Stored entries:
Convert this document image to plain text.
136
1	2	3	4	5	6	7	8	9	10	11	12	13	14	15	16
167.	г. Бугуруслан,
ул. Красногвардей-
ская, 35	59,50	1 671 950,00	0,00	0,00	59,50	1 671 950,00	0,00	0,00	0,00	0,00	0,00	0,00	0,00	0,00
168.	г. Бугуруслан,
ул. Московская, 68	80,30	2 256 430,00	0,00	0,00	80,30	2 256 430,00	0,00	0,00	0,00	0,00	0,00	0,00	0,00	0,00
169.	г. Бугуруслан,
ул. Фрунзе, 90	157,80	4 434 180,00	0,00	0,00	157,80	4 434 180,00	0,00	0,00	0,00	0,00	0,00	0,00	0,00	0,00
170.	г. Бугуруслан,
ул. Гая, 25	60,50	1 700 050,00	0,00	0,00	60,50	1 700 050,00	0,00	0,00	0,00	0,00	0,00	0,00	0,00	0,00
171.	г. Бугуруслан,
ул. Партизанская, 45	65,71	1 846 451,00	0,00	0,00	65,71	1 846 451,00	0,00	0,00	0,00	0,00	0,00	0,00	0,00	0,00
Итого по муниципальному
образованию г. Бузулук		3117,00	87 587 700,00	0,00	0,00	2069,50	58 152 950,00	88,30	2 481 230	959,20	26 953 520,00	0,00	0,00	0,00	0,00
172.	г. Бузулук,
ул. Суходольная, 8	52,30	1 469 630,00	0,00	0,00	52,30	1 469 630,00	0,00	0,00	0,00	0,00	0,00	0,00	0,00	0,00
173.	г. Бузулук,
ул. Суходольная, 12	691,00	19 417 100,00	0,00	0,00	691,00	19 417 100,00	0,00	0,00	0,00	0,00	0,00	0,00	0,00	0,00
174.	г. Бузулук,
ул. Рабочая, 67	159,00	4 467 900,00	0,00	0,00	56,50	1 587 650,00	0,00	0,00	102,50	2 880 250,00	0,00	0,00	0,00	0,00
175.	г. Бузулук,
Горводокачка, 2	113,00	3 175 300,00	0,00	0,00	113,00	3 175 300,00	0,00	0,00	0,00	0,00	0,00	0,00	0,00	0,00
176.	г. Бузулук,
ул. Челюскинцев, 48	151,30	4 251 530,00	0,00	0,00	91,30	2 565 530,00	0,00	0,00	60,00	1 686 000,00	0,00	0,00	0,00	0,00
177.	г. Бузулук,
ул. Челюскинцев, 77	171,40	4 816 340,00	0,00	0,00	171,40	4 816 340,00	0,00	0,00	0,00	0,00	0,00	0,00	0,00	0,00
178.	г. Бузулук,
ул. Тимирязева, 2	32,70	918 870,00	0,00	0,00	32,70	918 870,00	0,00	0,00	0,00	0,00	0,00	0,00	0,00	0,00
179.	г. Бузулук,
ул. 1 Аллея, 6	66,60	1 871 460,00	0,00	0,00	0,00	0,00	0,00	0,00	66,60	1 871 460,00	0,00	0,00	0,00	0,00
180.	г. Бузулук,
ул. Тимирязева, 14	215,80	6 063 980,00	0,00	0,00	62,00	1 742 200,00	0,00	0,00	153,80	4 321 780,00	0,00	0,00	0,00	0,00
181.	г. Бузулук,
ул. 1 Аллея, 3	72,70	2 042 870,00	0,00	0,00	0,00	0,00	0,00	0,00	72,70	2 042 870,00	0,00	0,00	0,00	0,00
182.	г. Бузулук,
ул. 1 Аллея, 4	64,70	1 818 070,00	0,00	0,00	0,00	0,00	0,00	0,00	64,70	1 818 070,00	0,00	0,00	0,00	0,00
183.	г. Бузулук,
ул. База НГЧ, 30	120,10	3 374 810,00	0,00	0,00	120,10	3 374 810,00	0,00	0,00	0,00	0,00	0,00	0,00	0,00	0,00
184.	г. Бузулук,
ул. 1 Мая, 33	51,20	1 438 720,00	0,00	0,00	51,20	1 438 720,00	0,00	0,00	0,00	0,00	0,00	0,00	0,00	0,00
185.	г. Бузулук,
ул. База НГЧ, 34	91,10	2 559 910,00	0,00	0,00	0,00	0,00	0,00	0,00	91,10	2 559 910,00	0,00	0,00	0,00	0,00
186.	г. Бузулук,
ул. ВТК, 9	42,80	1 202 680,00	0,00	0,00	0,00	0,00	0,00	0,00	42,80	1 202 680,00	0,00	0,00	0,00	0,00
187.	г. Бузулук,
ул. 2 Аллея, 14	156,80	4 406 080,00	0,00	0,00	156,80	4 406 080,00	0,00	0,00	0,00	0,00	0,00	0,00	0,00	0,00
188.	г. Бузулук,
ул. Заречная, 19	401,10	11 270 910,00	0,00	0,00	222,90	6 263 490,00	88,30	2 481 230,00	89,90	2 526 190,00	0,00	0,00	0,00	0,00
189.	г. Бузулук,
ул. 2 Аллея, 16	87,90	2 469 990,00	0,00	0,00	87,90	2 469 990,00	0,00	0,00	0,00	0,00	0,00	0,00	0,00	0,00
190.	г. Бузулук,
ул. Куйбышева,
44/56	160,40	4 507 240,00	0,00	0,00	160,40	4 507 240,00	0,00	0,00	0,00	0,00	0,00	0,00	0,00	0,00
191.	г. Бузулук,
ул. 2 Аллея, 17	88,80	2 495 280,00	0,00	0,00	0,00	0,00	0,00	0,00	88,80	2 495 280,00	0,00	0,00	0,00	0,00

> [Required task]
The records above are to be copied in full, exactly as written.

> [Response for this exercise]
Convert this document image to plain text.
136
1	2	3	4	5	6	7	8	9	10	11	12	13	14	15	16
167.	г. Бугуруслан,
ул. Красногвардей-
ская, 35	59,50	1 671 950,00	0,00	0,00	59,50	1 671 950,00	0,00	0,00	0,00	0,00	0,00	0,00	0,00	0,00
168.	г. Бугуруслан,
ул. Московская, 68	80,30	2 256 430,00	0,00	0,00	80,30	2 256 430,00	0,00	0,00	0,00	0,00	0,00	0,00	0,00	0,00
169.	г. Бугуруслан,
ул. Фрунзе, 90	157,80	4 434 180,00	0,00	0,00	157,80	4 434 180,00	0,00	0,00	0,00	0,00	0,00	0,00	0,00	0,00
170.	г. Бугуруслан,
ул. Гая, 25	60,50	1 700 050,00	0,00	0,00	60,50	1 700 050,00	0,00	0,00	0,00	0,00	0,00	0,00	0,00	0,00
171.	г. Бугуруслан,
ул. Партизанская, 45	65,71	1 846 451,00	0,00	0,00	65,71	1 846 451,00	0,00	0,00	0,00	0,00	0,00	0,00	0,00	0,00
Итого по муниципальному
образованию г. Бузулук		3117,00	87 587 700,00	0,00	0,00	2069,50	58 152 950,00	88,30	2 481 230	959,20	26 953 520,00	0,00	0,00	0,00	0,00
172.	г. Бузулук,
ул. Суходольная, 8	52,30	1 469 630,00	0,00	0,00	52,30	1 469 630,00	0,00	0,00	0,00	0,00	0,00	0,00	0,00	0,00
173.	г. Бузулук,
ул. Суходольная, 12	691,00	19 417 100,00	0,00	0,00	691,00	19 417 100,00	0,00	0,00	0,00	0,00	0,00	0,00	0,00	0,00
174.	г. Бузулук,
ул. Рабочая, 67	159,00	4 467 900,00	0,00	0,00	56,50	1 587 650,00	0,00	0,00	102,50	2 880 250,00	0,00	0,00	0,00	0,00
175.	г. Бузулук,
Горводокачка, 2	113,00	3 175 300,00	0,00	0,00	113,00	3 175 300,00	0,00	0,00	0,00	0,00	0,00	0,00	0,00	0,00
176.	г. Бузулук,
ул. Челюскинцев, 48	151,30	4 251 530,00	0,00	0,00	91,30	2 565 530,00	0,00	0,00	60,00	1 686 000,00	0,00	0,00	0,00	0,00
177.	г. Бузулук,
ул. Челюскинцев, 77	171,40	4 816 340,00	0,00	0,00	171,40	4 816 340,00	0,00	0,00	0,00	0,00	0,00	0,00	0,00	0,00
178.	г. Бузулук,
ул. Тимирязева, 2	32,70	918 870,00	0,00	0,00	32,70	918 870,00	0,00	0,00	0,00	0,00	0,00	0,00	0,00	0,00
179.	г. Бузулук,
ул. 1 Аллея, 6	66,60	1 871 460,00	0,00	0,00	0,00	0,00	0,00	0,00	66,60	1 871 460,00	0,00	0,00	0,00	0,00
180.	г. Бузулук,
ул. Тимирязева, 14	215,80	6 063 980,00	0,00	0,00	62,00	1 742 200,00	0,00	0,00	153,80	4 321 780,00	0,00	0,00	0,00	0,00
181.	г. Бузулук,
ул. 1 Аллея, 3	72,70	2 042 870,00	0,00	0,00	0,00	0,00	0,00	0,00	72,70	2 042 870,00	0,00	0,00	0,00	0,00
182.	г. Бузулук,
ул. 1 Аллея, 4	64,70	1 818 070,00	0,00	0,00	0,00	0,00	0,00	0,00	64,70	1 818 070,00	0,00	0,00	0,00	0,00
183.	г. Бузулук,
ул. База НГЧ, 30	120,10	3 374 810,00	0,00	0,00	120,10	3 374 810,00	0,00	0,00	0,00	0,00	0,00	0,00	0,00	0,00
184.	г. Бузулук,
ул. 1 Мая, 33	51,20	1 438 720,00	0,00	0,00	51,20	1 438 720,00	0,00	0,00	0,00	0,00	0,00	0,00	0,00	0,00
185.	г. Бузулук,
ул. База НГЧ, 34	91,10	2 559 910,00	0,00	0,00	0,00	0,00	0,00	0,00	91,10	2 559 910,00	0,00	0,00	0,00	0,00
186.	г. Бузулук,
ул. ВТК, 9	42,80	1 202 680,00	0,00	0,00	0,00	0,00	0,00	0,00	42,80	1 202 680,00	0,00	0,00	0,00	0,00
187.	г. Бузулук,
ул. 2 Аллея, 14	156,80	4 406 080,00	0,00	0,00	156,80	4 406 080,00	0,00	0,00	0,00	0,00	0,00	0,00	0,00	0,00
188.	г. Бузулук,
ул. Заречная, 19	401,10	11 270 910,00	0,00	0,00	222,90	6 263 490,00	88,30	2 481 230,00	89,90	2 526 190,00	0,00	0,00	0,00	0,00
189.	г. Бузулук,
ул. 2 Аллея, 16	87,90	2 469 990,00	0,00	0,00	87,90	2 469 990,00	0,00	0,00	0,00	0,00	0,00	0,00	0,00	0,00
190.	г. Бузулук,
ул. Куйбышева,
44/56	160,40	4 507 240,00	0,00	0,00	160,40	4 507 240,00	0,00	0,00	0,00	0,00	0,00	0,00	0,00	0,00
191.	г. Бузулук,
ул. 2 Аллея, 17	88,80	2 495 280,00	0,00	0,00	0,00	0,00	0,00	0,00	88,80	2 495 280,00	0,00	0,00	0,00	0,00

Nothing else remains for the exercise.